### Exercise instructions
The listing below should be copied in full, word for word.

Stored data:
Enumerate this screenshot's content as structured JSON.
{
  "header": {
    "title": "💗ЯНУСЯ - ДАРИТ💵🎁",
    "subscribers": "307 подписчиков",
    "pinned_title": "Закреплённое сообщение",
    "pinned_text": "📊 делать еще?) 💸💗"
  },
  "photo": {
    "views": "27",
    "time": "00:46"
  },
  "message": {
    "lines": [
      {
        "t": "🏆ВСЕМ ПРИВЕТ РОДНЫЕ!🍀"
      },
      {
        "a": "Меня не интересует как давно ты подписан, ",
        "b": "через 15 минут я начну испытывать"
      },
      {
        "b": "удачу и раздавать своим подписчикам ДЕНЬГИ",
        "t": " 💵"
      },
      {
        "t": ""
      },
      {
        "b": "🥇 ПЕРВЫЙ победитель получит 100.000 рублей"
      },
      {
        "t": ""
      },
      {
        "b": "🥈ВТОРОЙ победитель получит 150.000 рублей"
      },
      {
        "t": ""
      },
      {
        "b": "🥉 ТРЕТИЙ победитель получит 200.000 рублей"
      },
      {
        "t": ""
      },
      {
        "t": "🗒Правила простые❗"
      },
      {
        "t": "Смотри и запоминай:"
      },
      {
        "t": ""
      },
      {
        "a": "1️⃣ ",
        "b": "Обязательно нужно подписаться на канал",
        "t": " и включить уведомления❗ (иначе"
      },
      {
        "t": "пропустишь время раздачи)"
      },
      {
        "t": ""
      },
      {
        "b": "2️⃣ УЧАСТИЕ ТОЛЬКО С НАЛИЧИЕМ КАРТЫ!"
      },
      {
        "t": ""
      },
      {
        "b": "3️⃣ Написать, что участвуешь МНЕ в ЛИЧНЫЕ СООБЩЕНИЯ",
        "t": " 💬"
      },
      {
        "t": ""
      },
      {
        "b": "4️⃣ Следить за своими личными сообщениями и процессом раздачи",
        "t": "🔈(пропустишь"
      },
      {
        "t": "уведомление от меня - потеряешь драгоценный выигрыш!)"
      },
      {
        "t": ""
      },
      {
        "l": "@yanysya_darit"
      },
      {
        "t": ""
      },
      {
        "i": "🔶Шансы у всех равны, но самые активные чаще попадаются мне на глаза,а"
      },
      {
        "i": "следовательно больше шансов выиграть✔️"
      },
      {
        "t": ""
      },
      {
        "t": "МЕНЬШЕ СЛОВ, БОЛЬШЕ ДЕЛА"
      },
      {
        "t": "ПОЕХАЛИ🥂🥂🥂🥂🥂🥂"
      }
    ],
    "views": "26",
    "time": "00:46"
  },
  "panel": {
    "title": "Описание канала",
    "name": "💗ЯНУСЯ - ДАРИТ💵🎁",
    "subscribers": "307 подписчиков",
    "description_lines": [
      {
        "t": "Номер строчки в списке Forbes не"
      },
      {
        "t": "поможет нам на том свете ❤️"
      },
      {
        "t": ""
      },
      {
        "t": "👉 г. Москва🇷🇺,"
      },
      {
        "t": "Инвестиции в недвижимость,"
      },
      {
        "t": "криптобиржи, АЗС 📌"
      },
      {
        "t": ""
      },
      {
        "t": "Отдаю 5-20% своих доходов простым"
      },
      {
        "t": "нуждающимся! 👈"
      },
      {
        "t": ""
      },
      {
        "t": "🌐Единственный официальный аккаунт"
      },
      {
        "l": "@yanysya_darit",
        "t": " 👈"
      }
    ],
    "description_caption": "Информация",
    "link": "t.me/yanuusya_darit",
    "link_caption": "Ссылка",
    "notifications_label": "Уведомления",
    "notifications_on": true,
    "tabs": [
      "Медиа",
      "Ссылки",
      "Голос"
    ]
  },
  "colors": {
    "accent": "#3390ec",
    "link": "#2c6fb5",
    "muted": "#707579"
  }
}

### Reply to the exercise
Enumerate this screenshot's content as structured JSON.
{
  "header": {
    "title": "💗ЯНУСЯ - ДАРИТ💵🎁",
    "subscribers": "307 подписчиков",
    "pinned_title": "Закреплённое сообщение",
    "pinned_text": "📊 делать еще?) 💸💗"
  },
  "photo": {
    "views": "27",
    "time": "00:46"
  },
  "message": {
    "lines": [
      {
        "t": "🏆ВСЕМ ПРИВЕТ РОДНЫЕ!🍀"
      },
      {
        "a": "Меня не интересует как давно ты подписан, ",
        "b": "через 15 минут я начну испытывать"
      },
      {
        "b": "удачу и раздавать своим подписчикам ДЕНЬГИ",
        "t": " 💵"
      },
      {
        "t": ""
      },
      {
        "b": "🥇 ПЕРВЫЙ победитель получит 100.000 рублей"
      },
      {
        "t": ""
      },
      {
        "b": "🥈ВТОРОЙ победитель получит 150.000 рублей"
      },
      {
        "t": ""
      },
      {
        "b": "🥉 ТРЕТИЙ победитель получит 200.000 рублей"
      },
      {
        "t": ""
      },
      {
        "t": "🗒Правила простые❗"
      },
      {
        "t": "Смотри и запоминай:"
      },
      {
        "t": ""
      },
      {
        "a": "1️⃣ ",
        "b": "Обязательно нужно подписаться на канал",
        "t": " и включить уведомления❗ (иначе"
      },
      {
        "t": "пропустишь время раздачи)"
      },
      {
        "t": ""
      },
      {
        "b": "2️⃣ УЧАСТИЕ ТОЛЬКО С НАЛИЧИЕМ КАРТЫ!"
      },
      {
        "t": ""
      },
      {
        "b": "3️⃣ Написать, что участвуешь МНЕ в ЛИЧНЫЕ СООБЩЕНИЯ",
        "t": " 💬"
      },
      {
        "t": ""
      },
      {
        "b": "4️⃣ Следить за своими личными сообщениями и процессом раздачи",
        "t": "🔈(пропустишь"
      },
      {
        "t": "уведомление от меня - потеряешь драгоценный выигрыш!)"
      },
      {
        "t": ""
      },
      {
        "l": "@yanysya_darit"
      },
      {
        "t": ""
      },
      {
        "i": "🔶Шансы у всех равны, но самые активные чаще попадаются мне на глаза,а"
      },
      {
        "i": "следовательно больше шансов выиграть✔️"
      },
      {
        "t": ""
      },
      {
        "t": "МЕНЬШЕ СЛОВ, БОЛЬШЕ ДЕЛА"
      },
      {
        "t": "ПОЕХАЛИ🥂🥂🥂🥂🥂🥂"
      }
    ],
    "views": "26",
    "time": "00:46"
  },
  "panel": {
    "title": "Описание канала",
    "name": "💗ЯНУСЯ - ДАРИТ💵🎁",
    "subscribers": "307 подписчиков",
    "description_lines": [
      {
        "t": "Номер строчки в списке Forbes не"
      },
      {
        "t": "поможет нам на том свете ❤️"
      },
      {
        "t": ""
      },
      {
        "t": "👉 г. Москва🇷🇺,"
      },
      {
        "t": "Инвестиции в недвижимость,"
      },
      {
        "t": "криптобиржи, АЗС 📌"
      },
      {
        "t": ""
      },
      {
        "t": "Отдаю 5-20% своих доходов простым"
      },
      {
        "t": "нуждающимся! 👈"
      },
      {
        "t": ""
      },
      {
        "t": "🌐Единственный официальный аккаунт"
      },
      {
        "l": "@yanysya_darit",
        "t": " 👈"
      }
    ],
    "description_caption": "Информация",
    "link": "t.me/yanuusya_darit",
    "link_caption": "Ссылка",
    "notifications_label": "Уведомления",
    "notifications_on": true,
    "tabs": [
      "Медиа",
      "Ссылки",
      "Голос"
    ]
  },
  "colors": {
    "accent": "#3390ec",
    "link": "#2c6fb5",
    "muted": "#707579"
  }
}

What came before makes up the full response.